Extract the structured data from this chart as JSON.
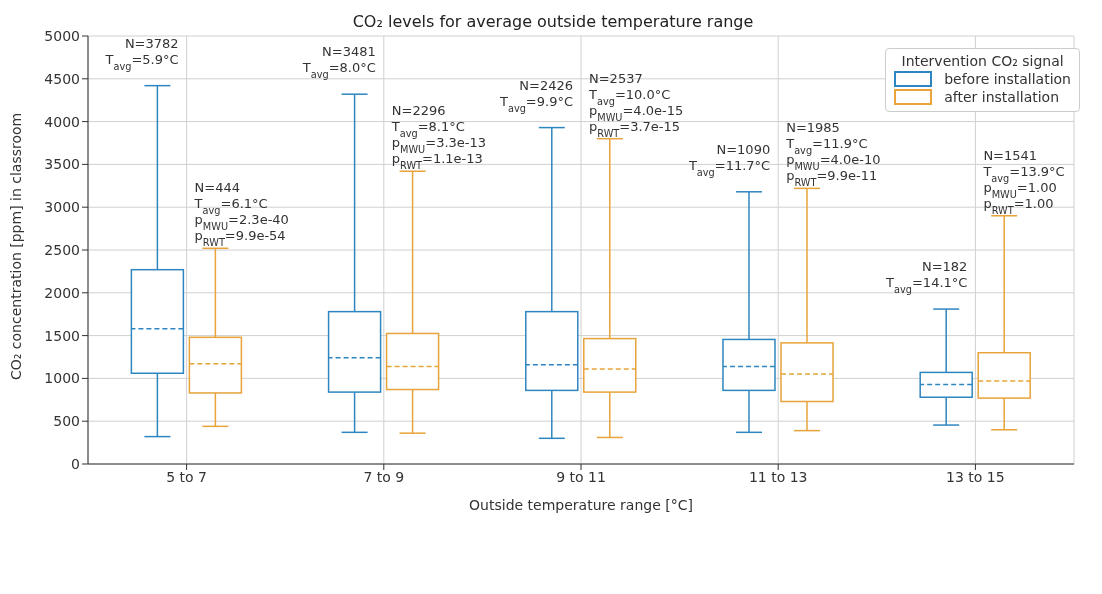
{
  "chart_data": {
    "type": "box",
    "title": "CO₂ levels for average outside temperature range",
    "xlabel": "Outside temperature range [°C]",
    "ylabel": "CO₂ concentration [ppm] in classroom",
    "legend_title": "Intervention CO₂ signal",
    "legend": "top right",
    "grid": true,
    "categories": [
      "5 to 7",
      "7 to 9",
      "9 to 11",
      "11 to 13",
      "13 to 15"
    ],
    "ylim": [
      0,
      5000
    ],
    "yticks": [
      0,
      500,
      1000,
      1500,
      2000,
      2500,
      3000,
      3500,
      4000,
      4500,
      5000
    ],
    "series": [
      {
        "name": "before installation",
        "color": "#2e86c1",
        "boxes": [
          {
            "low": 320,
            "q1": 1060,
            "median": 1580,
            "q3": 2270,
            "high": 4420
          },
          {
            "low": 370,
            "q1": 840,
            "median": 1240,
            "q3": 1780,
            "high": 4320
          },
          {
            "low": 300,
            "q1": 860,
            "median": 1160,
            "q3": 1780,
            "high": 3930
          },
          {
            "low": 370,
            "q1": 860,
            "median": 1140,
            "q3": 1455,
            "high": 3180
          },
          {
            "low": 455,
            "q1": 780,
            "median": 930,
            "q3": 1070,
            "high": 1810
          }
        ]
      },
      {
        "name": "after installation",
        "color": "#e8a33a",
        "boxes": [
          {
            "low": 440,
            "q1": 830,
            "median": 1170,
            "q3": 1480,
            "high": 2520
          },
          {
            "low": 360,
            "q1": 870,
            "median": 1140,
            "q3": 1525,
            "high": 3420
          },
          {
            "low": 310,
            "q1": 840,
            "median": 1110,
            "q3": 1465,
            "high": 3800
          },
          {
            "low": 390,
            "q1": 730,
            "median": 1050,
            "q3": 1415,
            "high": 3220
          },
          {
            "low": 400,
            "q1": 770,
            "median": 970,
            "q3": 1300,
            "high": 2900
          }
        ]
      }
    ],
    "annotations": [
      "N=3782\nT$_{avg}$=5.9°C",
      "N=444\nT$_{avg}$=6.1°C\np$_{MWU}$=2.3e-40\np$_{RWT}$=9.9e-54",
      "N=3481\nT$_{avg}$=8.0°C",
      "N=2296\nT$_{avg}$=8.1°C\np$_{MWU}$=3.3e-13\np$_{RWT}$=1.1e-13",
      "N=2426\nT$_{avg}$=9.9°C",
      "N=2537\nT$_{avg}$=10.0°C\np$_{MWU}$=4.0e-15\np$_{RWT}$=3.7e-15",
      "N=1090\nT$_{avg}$=11.7°C",
      "N=1985\nT$_{avg}$=11.9°C\np$_{MWU}$=4.0e-10\np$_{RWT}$=9.9e-11",
      "N=182\nT$_{avg}$=14.1°C",
      "N=1541\nT$_{avg}$=13.9°C\np$_{MWU}$=1.00\np$_{RWT}$=1.00"
    ]
  }
}
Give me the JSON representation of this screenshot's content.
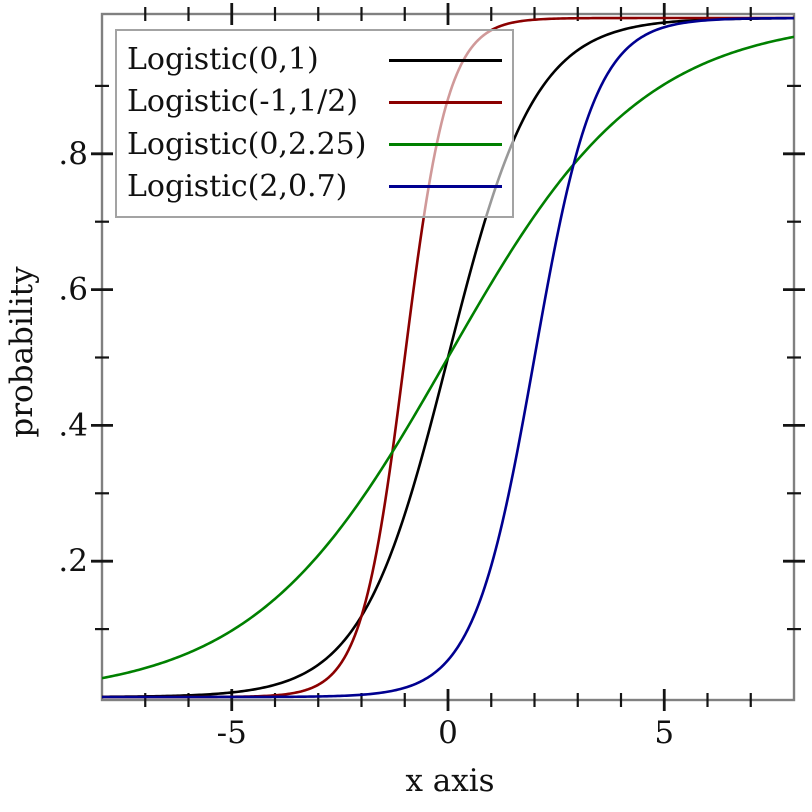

▬▬▬▬▬▬▬▬▬▬

→ Exercise
Every record must be copied exactly, with images dropped from the result.

→ Solution for this exercise
Extract the structured data from this chart as JSON.
{
  "chart_data": {
    "type": "box",
    "title": "CO₂ levels for average outside temperature range",
    "xlabel": "Outside temperature range [°C]",
    "ylabel": "CO₂ concentration [ppm] in classroom",
    "legend_title": "Intervention CO₂ signal",
    "legend": "top right",
    "grid": true,
    "categories": [
      "5 to 7",
      "7 to 9",
      "9 to 11",
      "11 to 13",
      "13 to 15"
    ],
    "ylim": [
      0,
      5000
    ],
    "yticks": [
      0,
      500,
      1000,
      1500,
      2000,
      2500,
      3000,
      3500,
      4000,
      4500,
      5000
    ],
    "series": [
      {
        "name": "before installation",
        "color": "#2e86c1",
        "boxes": [
          {
            "low": 320,
            "q1": 1060,
            "median": 1580,
            "q3": 2270,
            "high": 4420
          },
          {
            "low": 370,
            "q1": 840,
            "median": 1240,
            "q3": 1780,
            "high": 4320
          },
          {
            "low": 300,
            "q1": 860,
            "median": 1160,
            "q3": 1780,
            "high": 3930
          },
          {
            "low": 370,
            "q1": 860,
            "median": 1140,
            "q3": 1455,
            "high": 3180
          },
          {
            "low": 455,
            "q1": 780,
            "median": 930,
            "q3": 1070,
            "high": 1810
          }
        ]
      },
      {
        "name": "after installation",
        "color": "#e8a33a",
        "boxes": [
          {
            "low": 440,
            "q1": 830,
            "median": 1170,
            "q3": 1480,
            "high": 2520
          },
          {
            "low": 360,
            "q1": 870,
            "median": 1140,
            "q3": 1525,
            "high": 3420
          },
          {
            "low": 310,
            "q1": 840,
            "median": 1110,
            "q3": 1465,
            "high": 3800
          },
          {
            "low": 390,
            "q1": 730,
            "median": 1050,
            "q3": 1415,
            "high": 3220
          },
          {
            "low": 400,
            "q1": 770,
            "median": 970,
            "q3": 1300,
            "high": 2900
          }
        ]
      }
    ],
    "annotations": [
      "N=3782\nT$_{avg}$=5.9°C",
      "N=444\nT$_{avg}$=6.1°C\np$_{MWU}$=2.3e-40\np$_{RWT}$=9.9e-54",
      "N=3481\nT$_{avg}$=8.0°C",
      "N=2296\nT$_{avg}$=8.1°C\np$_{MWU}$=3.3e-13\np$_{RWT}$=1.1e-13",
      "N=2426\nT$_{avg}$=9.9°C",
      "N=2537\nT$_{avg}$=10.0°C\np$_{MWU}$=4.0e-15\np$_{RWT}$=3.7e-15",
      "N=1090\nT$_{avg}$=11.7°C",
      "N=1985\nT$_{avg}$=11.9°C\np$_{MWU}$=4.0e-10\np$_{RWT}$=9.9e-11",
      "N=182\nT$_{avg}$=14.1°C",
      "N=1541\nT$_{avg}$=13.9°C\np$_{MWU}$=1.00\np$_{RWT}$=1.00"
    ]
  }
}
Give me the JSON representation of this screenshot's content.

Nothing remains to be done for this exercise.